-- START --
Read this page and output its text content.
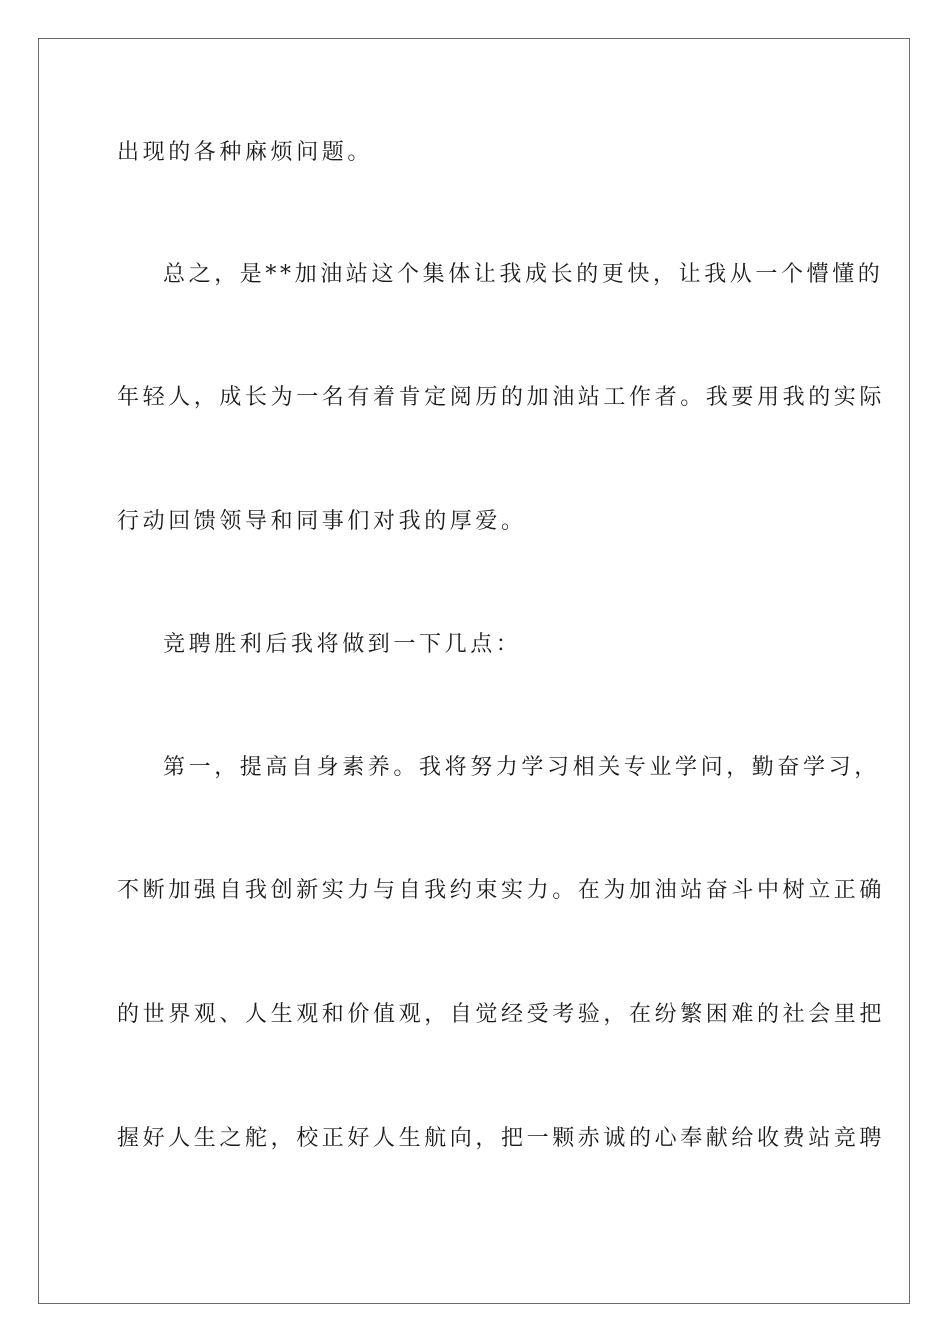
出现的各种麻烦问题。
总之，是**加油站这个集体让我成长的更快，让我从一个懵懂的
年轻人，成长为一名有着肯定阅历的加油站工作者。我要用我的实际
行动回馈领导和同事们对我的厚爱。
竞聘胜利后我将做到一下几点：
第一，提高自身素养。我将努力学习相关专业学问，勤奋学习，
不断加强自我创新实力与自我约束实力。在为加油站奋斗中树立正确
的世界观、人生观和价值观，自觉经受考验，在纷繁困难的社会里把
握好人生之舵，校正好人生航向，把一颗赤诚的心奉献给收费站竞聘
-- END --
WHAT IS ASKED:
Repeat the entries exactly and keep the pictures out of the copy.

EXERCISE ANSWER:
Read this page and output its text content.
出现的各种麻烦问题。
总之，是**加油站这个集体让我成长的更快，让我从一个懵懂的
年轻人，成长为一名有着肯定阅历的加油站工作者。我要用我的实际
行动回馈领导和同事们对我的厚爱。
竞聘胜利后我将做到一下几点：
第一，提高自身素养。我将努力学习相关专业学问，勤奋学习，
不断加强自我创新实力与自我约束实力。在为加油站奋斗中树立正确
的世界观、人生观和价值观，自觉经受考验，在纷繁困难的社会里把
握好人生之舵，校正好人生航向，把一颗赤诚的心奉献给收费站竞聘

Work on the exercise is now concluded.